* _Requirements_: Omit all images. Transcribe the rest of the material below exactly.

* _Source data_:
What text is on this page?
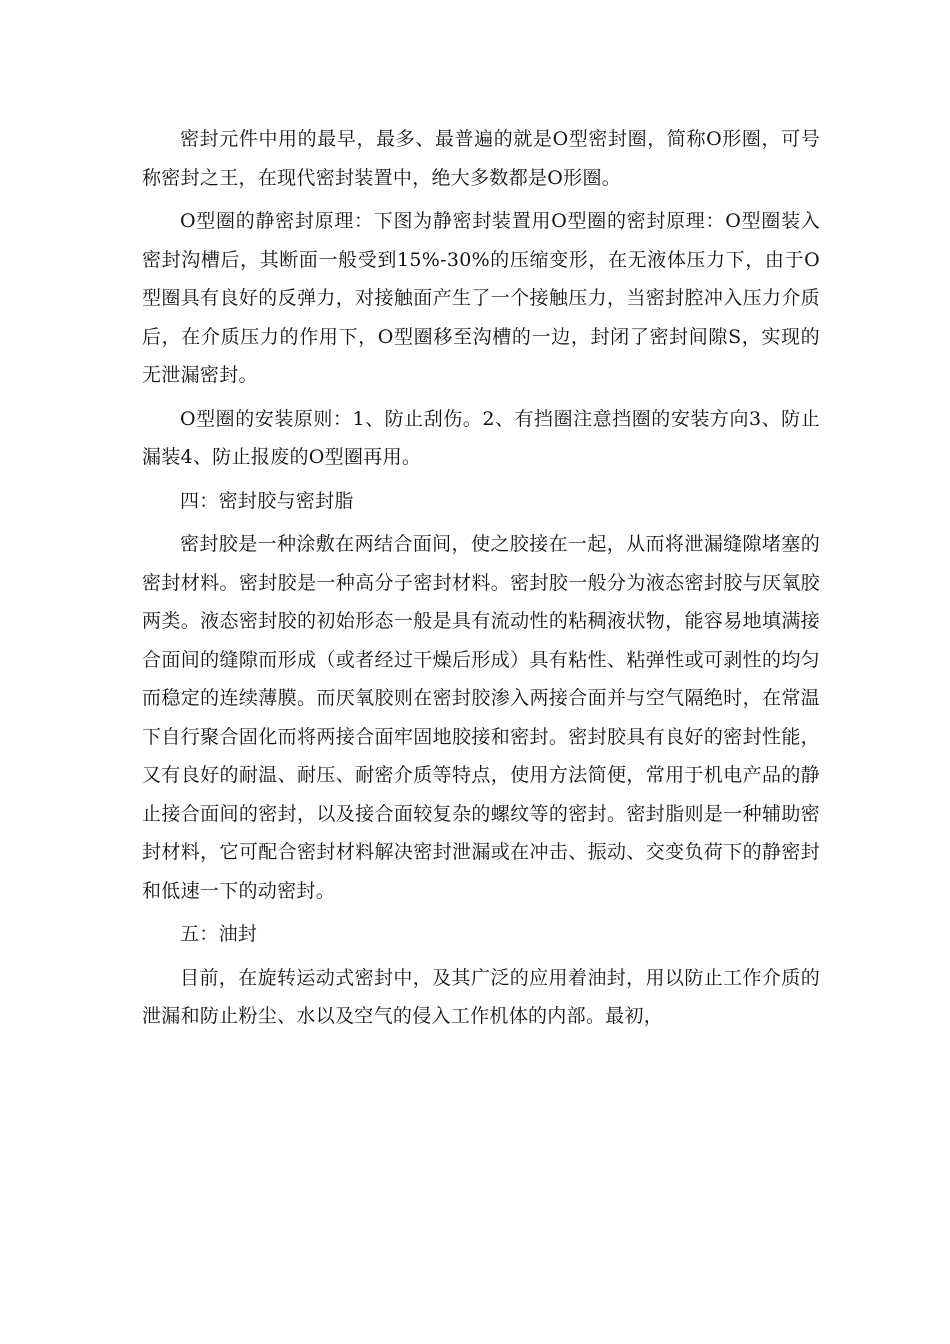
密封元件中用的最早，最多、最普遍的就是O型密封圈，简称O形圈，可号称密封之王，在现代密封装置中，绝大多数都是O形圈。

O型圈的静密封原理：下图为静密封装置用O型圈的密封原理：O型圈装入密封沟槽后，其断面一般受到15%-30%的压缩变形，在无液体压力下，由于O型圈具有良好的反弹力，对接触面产生了一个接触压力，当密封腔冲入压力介质后，在介质压力的作用下，O型圈移至沟槽的一边，封闭了密封间隙S，实现的无泄漏密封。

O型圈的安装原则：1、防止刮伤。2、有挡圈注意挡圈的安装方向3、防止漏装4、防止报废的O型圈再用。

四：密封胶与密封脂

密封胶是一种涂敷在两结合面间，使之胶接在一起，从而将泄漏缝隙堵塞的密封材料。密封胶是一种高分子密封材料。密封胶一般分为液态密封胶与厌氧胶两类。液态密封胶的初始形态一般是具有流动性的粘稠液状物，能容易地填满接合面间的缝隙而形成（或者经过干燥后形成）具有粘性、粘弹性或可剥性的均匀而稳定的连续薄膜。而厌氧胶则在密封胶渗入两接合面并与空气隔绝时，在常温下自行聚合固化而将两接合面牢固地胶接和密封。密封胶具有良好的密封性能，又有良好的耐温、耐压、耐密介质等特点，使用方法简便，常用于机电产品的静止接合面间的密封，以及接合面较复杂的螺纹等的密封。密封脂则是一种辅助密封材料，它可配合密封材料解决密封泄漏或在冲击、振动、交变负荷下的静密封和低速一下的动密封。

五：油封

目前，在旋转运动式密封中，及其广泛的应用着油封，用以防止工作介质的泄漏和防止粉尘、水以及空气的侵入工作机体的内部。最初，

* _Expected answer_:
What text is on this page?
密封元件中用的最早，最多、最普遍的就是O型密封圈，简称O形圈，可号称密封之王，在现代密封装置中，绝大多数都是O形圈。

O型圈的静密封原理：下图为静密封装置用O型圈的密封原理：O型圈装入密封沟槽后，其断面一般受到15%-30%的压缩变形，在无液体压力下，由于O型圈具有良好的反弹力，对接触面产生了一个接触压力，当密封腔冲入压力介质后，在介质压力的作用下，O型圈移至沟槽的一边，封闭了密封间隙S，实现的无泄漏密封。

O型圈的安装原则：1、防止刮伤。2、有挡圈注意挡圈的安装方向3、防止漏装4、防止报废的O型圈再用。

四：密封胶与密封脂

密封胶是一种涂敷在两结合面间，使之胶接在一起，从而将泄漏缝隙堵塞的密封材料。密封胶是一种高分子密封材料。密封胶一般分为液态密封胶与厌氧胶两类。液态密封胶的初始形态一般是具有流动性的粘稠液状物，能容易地填满接合面间的缝隙而形成（或者经过干燥后形成）具有粘性、粘弹性或可剥性的均匀而稳定的连续薄膜。而厌氧胶则在密封胶渗入两接合面并与空气隔绝时，在常温下自行聚合固化而将两接合面牢固地胶接和密封。密封胶具有良好的密封性能，又有良好的耐温、耐压、耐密介质等特点，使用方法简便，常用于机电产品的静止接合面间的密封，以及接合面较复杂的螺纹等的密封。密封脂则是一种辅助密封材料，它可配合密封材料解决密封泄漏或在冲击、振动、交变负荷下的静密封和低速一下的动密封。

五：油封

目前，在旋转运动式密封中，及其广泛的应用着油封，用以防止工作介质的泄漏和防止粉尘、水以及空气的侵入工作机体的内部。最初，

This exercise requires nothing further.